→ INFORMATION PROVIDED:
---

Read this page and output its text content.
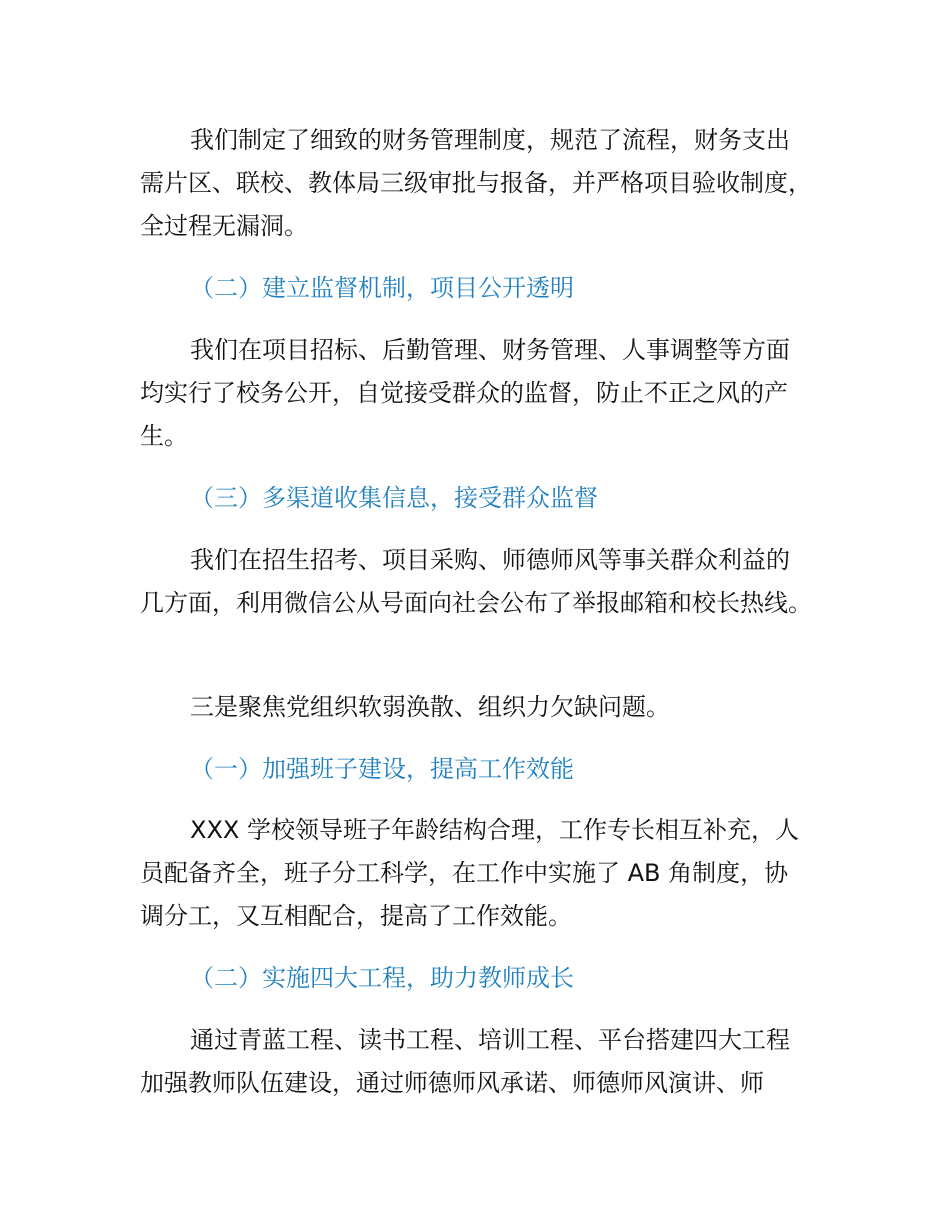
我们制定了细致的财务管理制度，规范了流程，财务支出需片区、联校、教体局三级审批与报备，并严格项目验收制度，全过程无漏洞。

（二）建立监督机制，项目公开透明

我们在项目招标、后勤管理、财务管理、人事调整等方面均实行了校务公开，自觉接受群众的监督，防止不正之风的产生。

（三）多渠道收集信息，接受群众监督

我们在招生招考、项目采购、师德师风等事关群众利益的几方面，利用微信公从号面向社会公布了举报邮箱和校长热线。

三是聚焦党组织软弱涣散、组织力欠缺问题。

（一）加强班子建设，提高工作效能

XXX 学校领导班子年龄结构合理，工作专长相互补充，人员配备齐全，班子分工科学，在工作中实施了 AB 角制度，协调分工，又互相配合，提高了工作效能。

（二）实施四大工程，助力教师成长

通过青蓝工程、读书工程、培训工程、平台搭建四大工程加强教师队伍建设，通过师德师风承诺、师德师风演讲、师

---

→ EXERCISE BRIEF: Repeat everything in the records precisely. Images are excluded from the copy.

→ RESULT OF THE TASK:
Read this page and output its text content.
我们制定了细致的财务管理制度，规范了流程，财务支出需片区、联校、教体局三级审批与报备，并严格项目验收制度，全过程无漏洞。

（二）建立监督机制，项目公开透明

我们在项目招标、后勤管理、财务管理、人事调整等方面均实行了校务公开，自觉接受群众的监督，防止不正之风的产生。

（三）多渠道收集信息，接受群众监督

我们在招生招考、项目采购、师德师风等事关群众利益的几方面，利用微信公从号面向社会公布了举报邮箱和校长热线。

三是聚焦党组织软弱涣散、组织力欠缺问题。

（一）加强班子建设，提高工作效能

XXX 学校领导班子年龄结构合理，工作专长相互补充，人员配备齐全，班子分工科学，在工作中实施了 AB 角制度，协调分工，又互相配合，提高了工作效能。

（二）实施四大工程，助力教师成长

通过青蓝工程、读书工程、培训工程、平台搭建四大工程加强教师队伍建设，通过师德师风承诺、师德师风演讲、师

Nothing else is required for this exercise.